TASK DIRECTIONS: Type out the data exactly as given. Skip any image.

GIVEN RECORDS:
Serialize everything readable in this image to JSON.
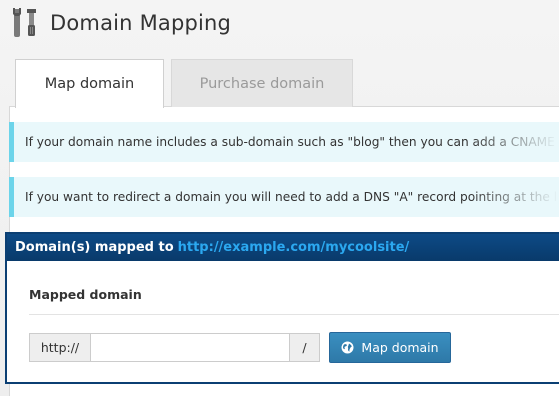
{
  "header": {
    "title": "Domain Mapping",
    "icon": "tools-icon"
  },
  "tabs": [
    {
      "label": "Map domain",
      "active": true
    },
    {
      "label": "Purchase domain",
      "active": false
    }
  ],
  "notices": [
    {
      "text": "If your domain name includes a sub-domain such as \"blog\" then you can add a CNAME"
    },
    {
      "text": "If you want to redirect a domain you will need to add a DNS \"A\" record pointing at the l"
    }
  ],
  "panel": {
    "title_prefix": "Domain(s) mapped to",
    "title_link": "http://example.com/mycoolsite/",
    "section_label": "Mapped domain",
    "input": {
      "prefix": "http://",
      "value": "",
      "placeholder": "",
      "suffix": "/"
    },
    "button_label": "Map domain",
    "button_icon": "globe-icon"
  },
  "colors": {
    "notice_bg": "#e9f8fb",
    "notice_border": "#6cd4ea",
    "panel_header": "#0b3f73",
    "link": "#2ba8f0",
    "button": "#337fb0"
  }
}
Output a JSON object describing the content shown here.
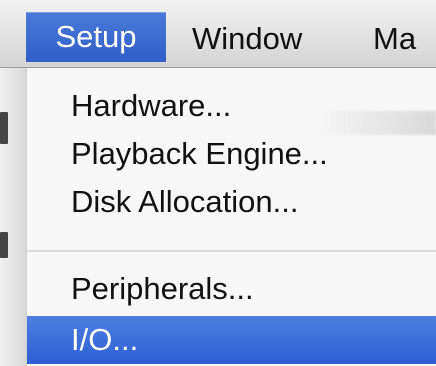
{
  "menubar": {
    "items": [
      {
        "label": "Setup",
        "active": true
      },
      {
        "label": "Window",
        "active": false
      },
      {
        "label": "Ma",
        "active": false
      }
    ]
  },
  "dropdown": {
    "items": [
      {
        "label": "Hardware...",
        "selected": false
      },
      {
        "label": "Playback Engine...",
        "selected": false
      },
      {
        "label": "Disk Allocation...",
        "selected": false
      },
      {
        "label": "Peripherals...",
        "selected": false
      },
      {
        "label": "I/O...",
        "selected": true
      }
    ]
  },
  "colors": {
    "selection": "#2f62d3",
    "menu_background": "#f7f7f7",
    "text": "#111111"
  }
}
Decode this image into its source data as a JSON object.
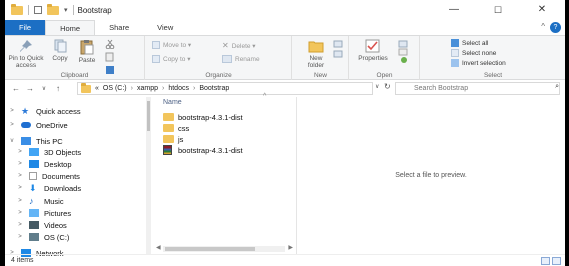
{
  "window": {
    "title": "Bootstrap",
    "controls": {
      "minimize": "—",
      "maximize": "☐",
      "close": "✕"
    }
  },
  "ribbon_tabs": [
    "File",
    "Home",
    "Share",
    "View"
  ],
  "ribbon": {
    "clipboard": {
      "pin": "Pin to Quick access",
      "copy": "Copy",
      "paste": "Paste",
      "label": "Clipboard"
    },
    "organize": {
      "move_to": "Move to ▾",
      "copy_to": "Copy to ▾",
      "delete": "Delete ▾",
      "rename": "Rename",
      "label": "Organize"
    },
    "new": {
      "new_folder": "New folder",
      "label": "New"
    },
    "open": {
      "properties": "Properties",
      "label": "Open"
    },
    "select": {
      "select_all": "Select all",
      "select_none": "Select none",
      "invert": "Invert selection",
      "label": "Select"
    }
  },
  "address": {
    "prefix": "«",
    "crumbs": [
      "OS (C:)",
      "xampp",
      "htdocs",
      "Bootstrap"
    ],
    "search_placeholder": "Search Bootstrap"
  },
  "nav": [
    {
      "label": "Quick access",
      "icon": "star-icon",
      "color": "#2b79d8",
      "indent": 0,
      "expander": ">"
    },
    {
      "label": "OneDrive",
      "icon": "cloud-icon",
      "color": "#1f6fd1",
      "indent": 0,
      "expander": ">"
    },
    {
      "label": "This PC",
      "icon": "computer-icon",
      "color": "#3a8ee6",
      "indent": 0,
      "expander": "v"
    },
    {
      "label": "3D Objects",
      "icon": "cube-icon",
      "color": "#42a5f5",
      "indent": 1,
      "expander": ">"
    },
    {
      "label": "Desktop",
      "icon": "desktop-icon",
      "color": "#1e88e5",
      "indent": 1,
      "expander": ">"
    },
    {
      "label": "Documents",
      "icon": "document-icon",
      "color": "#9e9e9e",
      "indent": 1,
      "expander": ">"
    },
    {
      "label": "Downloads",
      "icon": "download-icon",
      "color": "#1e88e5",
      "indent": 1,
      "expander": ">"
    },
    {
      "label": "Music",
      "icon": "music-icon",
      "color": "#1565c0",
      "indent": 1,
      "expander": ">"
    },
    {
      "label": "Pictures",
      "icon": "picture-icon",
      "color": "#64b5f6",
      "indent": 1,
      "expander": ">"
    },
    {
      "label": "Videos",
      "icon": "video-icon",
      "color": "#455a64",
      "indent": 1,
      "expander": ">"
    },
    {
      "label": "OS (C:)",
      "icon": "drive-icon",
      "color": "#607d8b",
      "indent": 1,
      "expander": ">"
    },
    {
      "label": "Network",
      "icon": "network-icon",
      "color": "#1e88e5",
      "indent": 0,
      "expander": ">"
    }
  ],
  "files": {
    "column": "Name",
    "items": [
      {
        "name": "bootstrap-4.3.1-dist",
        "type": "folder"
      },
      {
        "name": "css",
        "type": "folder"
      },
      {
        "name": "js",
        "type": "folder"
      },
      {
        "name": "bootstrap-4.3.1-dist",
        "type": "zip"
      }
    ]
  },
  "preview_text": "Select a file to preview.",
  "status": "4 items"
}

THE RESPONSE:
Serialize everything readable in this image to JSON.
{
  "header": {
    "title": "Domain Mapping",
    "icon": "tools-icon"
  },
  "tabs": [
    {
      "label": "Map domain",
      "active": true
    },
    {
      "label": "Purchase domain",
      "active": false
    }
  ],
  "notices": [
    {
      "text": "If your domain name includes a sub-domain such as \"blog\" then you can add a CNAME"
    },
    {
      "text": "If you want to redirect a domain you will need to add a DNS \"A\" record pointing at the l"
    }
  ],
  "panel": {
    "title_prefix": "Domain(s) mapped to",
    "title_link": "http://example.com/mycoolsite/",
    "section_label": "Mapped domain",
    "input": {
      "prefix": "http://",
      "value": "",
      "placeholder": "",
      "suffix": "/"
    },
    "button_label": "Map domain",
    "button_icon": "globe-icon"
  },
  "colors": {
    "notice_bg": "#e9f8fb",
    "notice_border": "#6cd4ea",
    "panel_header": "#0b3f73",
    "link": "#2ba8f0",
    "button": "#337fb0"
  }
}
Output a JSON object describing the content shown here.
{
  "menubar": {
    "items": [
      {
        "label": "Setup",
        "active": true
      },
      {
        "label": "Window",
        "active": false
      },
      {
        "label": "Ma",
        "active": false
      }
    ]
  },
  "dropdown": {
    "items": [
      {
        "label": "Hardware...",
        "selected": false
      },
      {
        "label": "Playback Engine...",
        "selected": false
      },
      {
        "label": "Disk Allocation...",
        "selected": false
      },
      {
        "label": "Peripherals...",
        "selected": false
      },
      {
        "label": "I/O...",
        "selected": true
      }
    ]
  },
  "colors": {
    "selection": "#2f62d3",
    "menu_background": "#f7f7f7",
    "text": "#111111"
  }
}
Decode this image into its source data as a JSON object.
{
  "window": {
    "title": "Bootstrap",
    "controls": {
      "minimize": "—",
      "maximize": "☐",
      "close": "✕"
    }
  },
  "ribbon_tabs": [
    "File",
    "Home",
    "Share",
    "View"
  ],
  "ribbon": {
    "clipboard": {
      "pin": "Pin to Quick access",
      "copy": "Copy",
      "paste": "Paste",
      "label": "Clipboard"
    },
    "organize": {
      "move_to": "Move to ▾",
      "copy_to": "Copy to ▾",
      "delete": "Delete ▾",
      "rename": "Rename",
      "label": "Organize"
    },
    "new": {
      "new_folder": "New folder",
      "label": "New"
    },
    "open": {
      "properties": "Properties",
      "label": "Open"
    },
    "select": {
      "select_all": "Select all",
      "select_none": "Select none",
      "invert": "Invert selection",
      "label": "Select"
    }
  },
  "address": {
    "prefix": "«",
    "crumbs": [
      "OS (C:)",
      "xampp",
      "htdocs",
      "Bootstrap"
    ],
    "search_placeholder": "Search Bootstrap"
  },
  "nav": [
    {
      "label": "Quick access",
      "icon": "star-icon",
      "color": "#2b79d8",
      "indent": 0,
      "expander": ">"
    },
    {
      "label": "OneDrive",
      "icon": "cloud-icon",
      "color": "#1f6fd1",
      "indent": 0,
      "expander": ">"
    },
    {
      "label": "This PC",
      "icon": "computer-icon",
      "color": "#3a8ee6",
      "indent": 0,
      "expander": "v"
    },
    {
      "label": "3D Objects",
      "icon": "cube-icon",
      "color": "#42a5f5",
      "indent": 1,
      "expander": ">"
    },
    {
      "label": "Desktop",
      "icon": "desktop-icon",
      "color": "#1e88e5",
      "indent": 1,
      "expander": ">"
    },
    {
      "label": "Documents",
      "icon": "document-icon",
      "color": "#9e9e9e",
      "indent": 1,
      "expander": ">"
    },
    {
      "label": "Downloads",
      "icon": "download-icon",
      "color": "#1e88e5",
      "indent": 1,
      "expander": ">"
    },
    {
      "label": "Music",
      "icon": "music-icon",
      "color": "#1565c0",
      "indent": 1,
      "expander": ">"
    },
    {
      "label": "Pictures",
      "icon": "picture-icon",
      "color": "#64b5f6",
      "indent": 1,
      "expander": ">"
    },
    {
      "label": "Videos",
      "icon": "video-icon",
      "color": "#455a64",
      "indent": 1,
      "expander": ">"
    },
    {
      "label": "OS (C:)",
      "icon": "drive-icon",
      "color": "#607d8b",
      "indent": 1,
      "expander": ">"
    },
    {
      "label": "Network",
      "icon": "network-icon",
      "color": "#1e88e5",
      "indent": 0,
      "expander": ">"
    }
  ],
  "files": {
    "column": "Name",
    "items": [
      {
        "name": "bootstrap-4.3.1-dist",
        "type": "folder"
      },
      {
        "name": "css",
        "type": "folder"
      },
      {
        "name": "js",
        "type": "folder"
      },
      {
        "name": "bootstrap-4.3.1-dist",
        "type": "zip"
      }
    ]
  },
  "preview_text": "Select a file to preview.",
  "status": "4 items"
}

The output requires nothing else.